::: Records for the exercise

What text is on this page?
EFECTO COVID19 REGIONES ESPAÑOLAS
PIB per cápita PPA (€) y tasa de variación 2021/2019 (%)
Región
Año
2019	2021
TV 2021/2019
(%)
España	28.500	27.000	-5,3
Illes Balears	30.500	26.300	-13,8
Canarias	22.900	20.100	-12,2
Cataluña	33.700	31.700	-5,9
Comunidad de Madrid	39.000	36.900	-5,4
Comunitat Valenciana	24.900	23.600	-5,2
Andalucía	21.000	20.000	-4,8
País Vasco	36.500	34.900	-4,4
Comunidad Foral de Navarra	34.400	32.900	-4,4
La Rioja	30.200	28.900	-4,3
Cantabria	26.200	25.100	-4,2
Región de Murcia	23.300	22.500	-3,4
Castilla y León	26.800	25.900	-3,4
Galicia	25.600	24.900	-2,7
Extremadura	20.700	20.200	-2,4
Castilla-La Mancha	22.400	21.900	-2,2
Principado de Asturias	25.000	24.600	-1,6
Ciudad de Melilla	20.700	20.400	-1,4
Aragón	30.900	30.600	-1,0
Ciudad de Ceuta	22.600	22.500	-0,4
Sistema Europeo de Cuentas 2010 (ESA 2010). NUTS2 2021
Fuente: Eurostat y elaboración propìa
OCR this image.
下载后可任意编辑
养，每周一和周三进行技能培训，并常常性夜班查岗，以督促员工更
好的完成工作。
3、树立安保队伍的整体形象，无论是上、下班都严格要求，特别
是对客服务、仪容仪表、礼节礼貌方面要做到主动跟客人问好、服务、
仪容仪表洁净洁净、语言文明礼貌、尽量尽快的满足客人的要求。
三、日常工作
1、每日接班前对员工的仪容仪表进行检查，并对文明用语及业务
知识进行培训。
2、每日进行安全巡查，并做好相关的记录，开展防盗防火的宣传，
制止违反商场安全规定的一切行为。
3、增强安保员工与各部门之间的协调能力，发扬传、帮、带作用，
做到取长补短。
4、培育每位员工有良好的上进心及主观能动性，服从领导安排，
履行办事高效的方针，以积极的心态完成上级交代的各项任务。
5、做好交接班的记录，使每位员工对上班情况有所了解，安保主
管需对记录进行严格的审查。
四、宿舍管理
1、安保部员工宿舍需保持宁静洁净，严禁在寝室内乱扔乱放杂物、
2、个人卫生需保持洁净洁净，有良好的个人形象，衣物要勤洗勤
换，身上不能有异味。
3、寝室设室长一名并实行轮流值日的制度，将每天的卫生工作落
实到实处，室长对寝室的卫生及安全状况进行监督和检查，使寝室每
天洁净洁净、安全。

::::::

◆ **What needs to be done**: Write out every entry above, word for word.

◆ **Written answer**:
What text is on this page?
EFECTO COVID19 REGIONES ESPAÑOLAS
PIB per cápita PPA (€) y tasa de variación 2021/2019 (%)
Región
Año
2019	2021
TV 2021/2019
(%)
España	28.500	27.000	-5,3
Illes Balears	30.500	26.300	-13,8
Canarias	22.900	20.100	-12,2
Cataluña	33.700	31.700	-5,9
Comunidad de Madrid	39.000	36.900	-5,4
Comunitat Valenciana	24.900	23.600	-5,2
Andalucía	21.000	20.000	-4,8
País Vasco	36.500	34.900	-4,4
Comunidad Foral de Navarra	34.400	32.900	-4,4
La Rioja	30.200	28.900	-4,3
Cantabria	26.200	25.100	-4,2
Región de Murcia	23.300	22.500	-3,4
Castilla y León	26.800	25.900	-3,4
Galicia	25.600	24.900	-2,7
Extremadura	20.700	20.200	-2,4
Castilla-La Mancha	22.400	21.900	-2,2
Principado de Asturias	25.000	24.600	-1,6
Ciudad de Melilla	20.700	20.400	-1,4
Aragón	30.900	30.600	-1,0
Ciudad de Ceuta	22.600	22.500	-0,4
Sistema Europeo de Cuentas 2010 (ESA 2010). NUTS2 2021
Fuente: Eurostat y elaboración propìa
OCR this image.
下载后可任意编辑
养，每周一和周三进行技能培训，并常常性夜班查岗，以督促员工更
好的完成工作。
3、树立安保队伍的整体形象，无论是上、下班都严格要求，特别
是对客服务、仪容仪表、礼节礼貌方面要做到主动跟客人问好、服务、
仪容仪表洁净洁净、语言文明礼貌、尽量尽快的满足客人的要求。
三、日常工作
1、每日接班前对员工的仪容仪表进行检查，并对文明用语及业务
知识进行培训。
2、每日进行安全巡查，并做好相关的记录，开展防盗防火的宣传，
制止违反商场安全规定的一切行为。
3、增强安保员工与各部门之间的协调能力，发扬传、帮、带作用，
做到取长补短。
4、培育每位员工有良好的上进心及主观能动性，服从领导安排，
履行办事高效的方针，以积极的心态完成上级交代的各项任务。
5、做好交接班的记录，使每位员工对上班情况有所了解，安保主
管需对记录进行严格的审查。
四、宿舍管理
1、安保部员工宿舍需保持宁静洁净，严禁在寝室内乱扔乱放杂物、
2、个人卫生需保持洁净洁净，有良好的个人形象，衣物要勤洗勤
换，身上不能有异味。
3、寝室设室长一名并实行轮流值日的制度，将每天的卫生工作落
实到实处，室长对寝室的卫生及安全状况进行监督和检查，使寝室每
天洁净洁净、安全。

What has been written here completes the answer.